WRITTEN REQUEST - Extract the complete data exactly as given.

THE DATA -
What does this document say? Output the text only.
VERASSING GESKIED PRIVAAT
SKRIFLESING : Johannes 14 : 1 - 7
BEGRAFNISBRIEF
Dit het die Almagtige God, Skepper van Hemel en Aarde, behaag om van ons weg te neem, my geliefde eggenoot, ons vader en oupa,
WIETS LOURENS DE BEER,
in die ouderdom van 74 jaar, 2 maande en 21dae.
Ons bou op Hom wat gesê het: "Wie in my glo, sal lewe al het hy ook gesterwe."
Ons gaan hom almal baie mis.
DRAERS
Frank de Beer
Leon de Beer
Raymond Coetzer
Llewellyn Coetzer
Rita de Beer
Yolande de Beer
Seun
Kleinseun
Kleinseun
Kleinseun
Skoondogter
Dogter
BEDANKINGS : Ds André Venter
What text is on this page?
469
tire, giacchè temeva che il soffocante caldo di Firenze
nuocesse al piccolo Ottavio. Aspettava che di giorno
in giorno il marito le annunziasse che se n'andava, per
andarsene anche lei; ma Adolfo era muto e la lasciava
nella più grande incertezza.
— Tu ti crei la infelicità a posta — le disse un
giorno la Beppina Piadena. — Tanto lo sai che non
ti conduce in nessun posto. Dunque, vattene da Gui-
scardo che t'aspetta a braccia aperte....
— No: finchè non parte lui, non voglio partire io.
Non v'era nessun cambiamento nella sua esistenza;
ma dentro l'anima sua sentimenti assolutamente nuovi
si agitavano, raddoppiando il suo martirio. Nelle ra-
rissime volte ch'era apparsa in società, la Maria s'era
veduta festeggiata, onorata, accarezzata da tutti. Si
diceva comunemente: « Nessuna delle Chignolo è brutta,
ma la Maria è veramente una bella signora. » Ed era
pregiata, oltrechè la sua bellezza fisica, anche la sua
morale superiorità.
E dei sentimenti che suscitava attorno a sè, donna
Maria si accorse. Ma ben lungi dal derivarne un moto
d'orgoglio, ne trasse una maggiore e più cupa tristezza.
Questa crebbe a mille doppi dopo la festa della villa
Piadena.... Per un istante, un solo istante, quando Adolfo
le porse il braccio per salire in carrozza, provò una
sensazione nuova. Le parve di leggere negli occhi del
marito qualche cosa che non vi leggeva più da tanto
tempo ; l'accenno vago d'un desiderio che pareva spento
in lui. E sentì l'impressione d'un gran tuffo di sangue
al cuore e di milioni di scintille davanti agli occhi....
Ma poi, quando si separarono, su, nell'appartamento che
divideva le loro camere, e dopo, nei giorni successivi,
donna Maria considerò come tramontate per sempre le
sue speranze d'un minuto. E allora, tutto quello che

COMPLETE RESPONSE -
What does this document say? Output the text only.
VERASSING GESKIED PRIVAAT
SKRIFLESING : Johannes 14 : 1 - 7
BEGRAFNISBRIEF
Dit het die Almagtige God, Skepper van Hemel en Aarde, behaag om van ons weg te neem, my geliefde eggenoot, ons vader en oupa,
WIETS LOURENS DE BEER,
in die ouderdom van 74 jaar, 2 maande en 21dae.
Ons bou op Hom wat gesê het: "Wie in my glo, sal lewe al het hy ook gesterwe."
Ons gaan hom almal baie mis.
DRAERS
Frank de Beer
Leon de Beer
Raymond Coetzer
Llewellyn Coetzer
Rita de Beer
Yolande de Beer
Seun
Kleinseun
Kleinseun
Kleinseun
Skoondogter
Dogter
BEDANKINGS : Ds André Venter
What text is on this page?
469
tire, giacchè temeva che il soffocante caldo di Firenze
nuocesse al piccolo Ottavio. Aspettava che di giorno
in giorno il marito le annunziasse che se n'andava, per
andarsene anche lei; ma Adolfo era muto e la lasciava
nella più grande incertezza.
— Tu ti crei la infelicità a posta — le disse un
giorno la Beppina Piadena. — Tanto lo sai che non
ti conduce in nessun posto. Dunque, vattene da Gui-
scardo che t'aspetta a braccia aperte....
— No: finchè non parte lui, non voglio partire io.
Non v'era nessun cambiamento nella sua esistenza;
ma dentro l'anima sua sentimenti assolutamente nuovi
si agitavano, raddoppiando il suo martirio. Nelle ra-
rissime volte ch'era apparsa in società, la Maria s'era
veduta festeggiata, onorata, accarezzata da tutti. Si
diceva comunemente: « Nessuna delle Chignolo è brutta,
ma la Maria è veramente una bella signora. » Ed era
pregiata, oltrechè la sua bellezza fisica, anche la sua
morale superiorità.
E dei sentimenti che suscitava attorno a sè, donna
Maria si accorse. Ma ben lungi dal derivarne un moto
d'orgoglio, ne trasse una maggiore e più cupa tristezza.
Questa crebbe a mille doppi dopo la festa della villa
Piadena.... Per un istante, un solo istante, quando Adolfo
le porse il braccio per salire in carrozza, provò una
sensazione nuova. Le parve di leggere negli occhi del
marito qualche cosa che non vi leggeva più da tanto
tempo ; l'accenno vago d'un desiderio che pareva spento
in lui. E sentì l'impressione d'un gran tuffo di sangue
al cuore e di milioni di scintille davanti agli occhi....
Ma poi, quando si separarono, su, nell'appartamento che
divideva le loro camere, e dopo, nei giorni successivi,
donna Maria considerò come tramontate per sempre le
sue speranze d'un minuto. E allora, tutto quello che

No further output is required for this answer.